What is being asked ->
Every line of the material below must be repeated exactly.

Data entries
####################

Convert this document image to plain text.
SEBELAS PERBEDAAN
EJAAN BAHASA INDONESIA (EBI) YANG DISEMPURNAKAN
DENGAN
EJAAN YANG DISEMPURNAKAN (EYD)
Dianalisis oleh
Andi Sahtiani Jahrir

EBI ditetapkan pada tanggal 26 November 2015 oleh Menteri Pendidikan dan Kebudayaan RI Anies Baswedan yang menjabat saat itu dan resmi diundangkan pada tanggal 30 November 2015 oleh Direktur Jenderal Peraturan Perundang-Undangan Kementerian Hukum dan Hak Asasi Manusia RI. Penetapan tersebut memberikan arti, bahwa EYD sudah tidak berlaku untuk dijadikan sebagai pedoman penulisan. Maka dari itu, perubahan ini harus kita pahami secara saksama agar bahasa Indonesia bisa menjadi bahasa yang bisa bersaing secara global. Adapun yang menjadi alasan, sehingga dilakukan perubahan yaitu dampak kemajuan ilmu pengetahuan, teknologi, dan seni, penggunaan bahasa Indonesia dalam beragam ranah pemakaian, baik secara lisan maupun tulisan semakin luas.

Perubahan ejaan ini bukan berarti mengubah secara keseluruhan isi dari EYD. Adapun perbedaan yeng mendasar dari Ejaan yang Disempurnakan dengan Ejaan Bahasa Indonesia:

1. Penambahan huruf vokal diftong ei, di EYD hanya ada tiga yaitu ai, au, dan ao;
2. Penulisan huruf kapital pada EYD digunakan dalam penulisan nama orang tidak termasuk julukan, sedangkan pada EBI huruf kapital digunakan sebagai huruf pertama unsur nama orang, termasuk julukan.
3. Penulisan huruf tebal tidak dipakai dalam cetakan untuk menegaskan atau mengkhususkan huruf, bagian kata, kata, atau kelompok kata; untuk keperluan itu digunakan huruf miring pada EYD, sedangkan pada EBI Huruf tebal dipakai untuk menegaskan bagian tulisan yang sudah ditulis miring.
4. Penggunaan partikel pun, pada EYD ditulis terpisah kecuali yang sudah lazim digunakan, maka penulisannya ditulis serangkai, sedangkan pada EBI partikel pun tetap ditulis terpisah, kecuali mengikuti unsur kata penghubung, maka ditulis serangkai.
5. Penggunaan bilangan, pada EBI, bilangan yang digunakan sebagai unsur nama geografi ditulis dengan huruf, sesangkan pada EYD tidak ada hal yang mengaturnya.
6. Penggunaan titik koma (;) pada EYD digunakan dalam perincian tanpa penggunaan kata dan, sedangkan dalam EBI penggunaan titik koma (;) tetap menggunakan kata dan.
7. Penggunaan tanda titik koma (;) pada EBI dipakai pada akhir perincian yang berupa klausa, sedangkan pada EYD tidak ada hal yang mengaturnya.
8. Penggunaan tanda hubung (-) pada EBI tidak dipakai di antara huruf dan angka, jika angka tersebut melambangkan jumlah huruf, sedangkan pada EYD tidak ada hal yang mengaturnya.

####################

Task response ->
Convert this document image to plain text.
SEBELAS PERBEDAAN
EJAAN BAHASA INDONESIA (EBI) YANG DISEMPURNAKAN
DENGAN
EJAAN YANG DISEMPURNAKAN (EYD)
Dianalisis oleh
Andi Sahtiani Jahrir

EBI ditetapkan pada tanggal 26 November 2015 oleh Menteri Pendidikan dan Kebudayaan RI Anies Baswedan yang menjabat saat itu dan resmi diundangkan pada tanggal 30 November 2015 oleh Direktur Jenderal Peraturan Perundang-Undangan Kementerian Hukum dan Hak Asasi Manusia RI. Penetapan tersebut memberikan arti, bahwa EYD sudah tidak berlaku untuk dijadikan sebagai pedoman penulisan. Maka dari itu, perubahan ini harus kita pahami secara saksama agar bahasa Indonesia bisa menjadi bahasa yang bisa bersaing secara global. Adapun yang menjadi alasan, sehingga dilakukan perubahan yaitu dampak kemajuan ilmu pengetahuan, teknologi, dan seni, penggunaan bahasa Indonesia dalam beragam ranah pemakaian, baik secara lisan maupun tulisan semakin luas.

Perubahan ejaan ini bukan berarti mengubah secara keseluruhan isi dari EYD. Adapun perbedaan yeng mendasar dari Ejaan yang Disempurnakan dengan Ejaan Bahasa Indonesia:

1. Penambahan huruf vokal diftong ei, di EYD hanya ada tiga yaitu ai, au, dan ao;
2. Penulisan huruf kapital pada EYD digunakan dalam penulisan nama orang tidak termasuk julukan, sedangkan pada EBI huruf kapital digunakan sebagai huruf pertama unsur nama orang, termasuk julukan.
3. Penulisan huruf tebal tidak dipakai dalam cetakan untuk menegaskan atau mengkhususkan huruf, bagian kata, kata, atau kelompok kata; untuk keperluan itu digunakan huruf miring pada EYD, sedangkan pada EBI Huruf tebal dipakai untuk menegaskan bagian tulisan yang sudah ditulis miring.
4. Penggunaan partikel pun, pada EYD ditulis terpisah kecuali yang sudah lazim digunakan, maka penulisannya ditulis serangkai, sedangkan pada EBI partikel pun tetap ditulis terpisah, kecuali mengikuti unsur kata penghubung, maka ditulis serangkai.
5. Penggunaan bilangan, pada EBI, bilangan yang digunakan sebagai unsur nama geografi ditulis dengan huruf, sesangkan pada EYD tidak ada hal yang mengaturnya.
6. Penggunaan titik koma (;) pada EYD digunakan dalam perincian tanpa penggunaan kata dan, sedangkan dalam EBI penggunaan titik koma (;) tetap menggunakan kata dan.
7. Penggunaan tanda titik koma (;) pada EBI dipakai pada akhir perincian yang berupa klausa, sedangkan pada EYD tidak ada hal yang mengaturnya.
8. Penggunaan tanda hubung (-) pada EBI tidak dipakai di antara huruf dan angka, jika angka tersebut melambangkan jumlah huruf, sedangkan pada EYD tidak ada hal yang mengaturnya.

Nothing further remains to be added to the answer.